START

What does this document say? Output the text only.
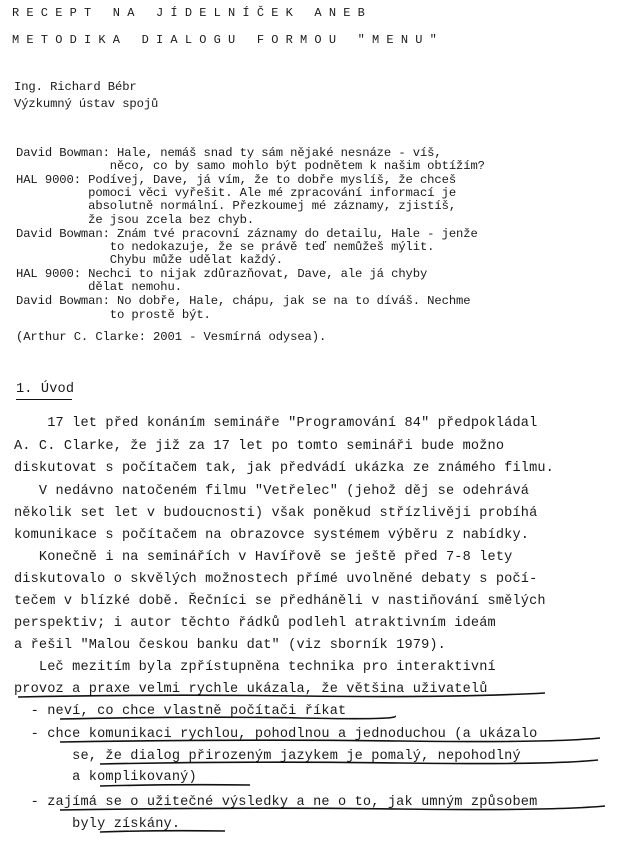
RECEPT NA JÍDELNÍČEK ANEB
METODIKA DIALOGU FORMOU "MENU"
Ing. Richard Bébr
Výzkumný ústav spojů
David Bowman: Hale, nemáš snad ty sám nějaké nesnáze - víš,
něco, co by samo mohlo být podnětem k našim obtížím?
HAL 9000: Podívej, Dave, já vím, že to dobře myslíš, že chceš
pomoci věci vyřešit. Ale mé zpracování informací je
absolutně normální. Přezkoumej mé záznamy, zjistíš,
že jsou zcela bez chyb.
David Bowman: Znám tvé pracovní záznamy do detailu, Hale - jenže
to nedokazuje, že se právě teď nemůžeš mýlit.
Chybu může udělat každý.
HAL 9000: Nechci to nijak zdůrazňovat, Dave, ale já chyby
dělat nemohu.
David Bowman: No dobře, Hale, chápu, jak se na to díváš. Nechme
to prostě být.
(Arthur C. Clarke: 2001 - Vesmírná odysea).
1. Úvod
17 let před konáním semináře "Programování 84" předpokládal
A. C. Clarke, že již za 17 let po tomto semináři bude možno
diskutovat s počítačem tak, jak předvádí ukázka ze známého filmu.
V nedávno natočeném filmu "Vetřelec" (jehož děj se odehrává
několik set let v budoucnosti) však poněkud střízlivěji probíhá
komunikace s počítačem na obrazovce systémem výběru z nabídky.
Konečně i na seminářích v Havířově se ještě před 7-8 lety
diskutovalo o skvělých možnostech přímé uvolněné debaty s počí-
tečem v blízké době. Řečníci se předháněli v nastiňování smělých
perspektiv; i autor těchto řádků podlehl atraktivním ideám
a řešil "Malou českou banku dat" (viz sborník 1979).
Leč mezitím byla zpřístupněna technika pro interaktivní
provoz a praxe velmi rychle ukázala, že většina uživatelů
- neví, co chce vlastně počítači říkat
- chce komunikaci rychlou, pohodlnou a jednoduchou (a ukázalo
se, že dialog přirozeným jazykem je pomalý, nepohodlný
a komplikovaný)
- zajímá se o užitečné výsledky a ne o to, jak umným způsobem
byly získány.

END

WHAT THIS TASK INVOLVES –
Output the records above exactly; leave out the pictures.

EXERCISE RESPONSE –
What does this document say? Output the text only.
RECEPT NA JÍDELNÍČEK ANEB
METODIKA DIALOGU FORMOU "MENU"
Ing. Richard Bébr
Výzkumný ústav spojů
David Bowman: Hale, nemáš snad ty sám nějaké nesnáze - víš,
něco, co by samo mohlo být podnětem k našim obtížím?
HAL 9000: Podívej, Dave, já vím, že to dobře myslíš, že chceš
pomoci věci vyřešit. Ale mé zpracování informací je
absolutně normální. Přezkoumej mé záznamy, zjistíš,
že jsou zcela bez chyb.
David Bowman: Znám tvé pracovní záznamy do detailu, Hale - jenže
to nedokazuje, že se právě teď nemůžeš mýlit.
Chybu může udělat každý.
HAL 9000: Nechci to nijak zdůrazňovat, Dave, ale já chyby
dělat nemohu.
David Bowman: No dobře, Hale, chápu, jak se na to díváš. Nechme
to prostě být.
(Arthur C. Clarke: 2001 - Vesmírná odysea).
1. Úvod
17 let před konáním semináře "Programování 84" předpokládal
A. C. Clarke, že již za 17 let po tomto semináři bude možno
diskutovat s počítačem tak, jak předvádí ukázka ze známého filmu.
V nedávno natočeném filmu "Vetřelec" (jehož děj se odehrává
několik set let v budoucnosti) však poněkud střízlivěji probíhá
komunikace s počítačem na obrazovce systémem výběru z nabídky.
Konečně i na seminářích v Havířově se ještě před 7-8 lety
diskutovalo o skvělých možnostech přímé uvolněné debaty s počí-
tečem v blízké době. Řečníci se předháněli v nastiňování smělých
perspektiv; i autor těchto řádků podlehl atraktivním ideám
a řešil "Malou českou banku dat" (viz sborník 1979).
Leč mezitím byla zpřístupněna technika pro interaktivní
provoz a praxe velmi rychle ukázala, že většina uživatelů
- neví, co chce vlastně počítači říkat
- chce komunikaci rychlou, pohodlnou a jednoduchou (a ukázalo
se, že dialog přirozeným jazykem je pomalý, nepohodlný
a komplikovaný)
- zajímá se o užitečné výsledky a ne o to, jak umným způsobem
byly získány.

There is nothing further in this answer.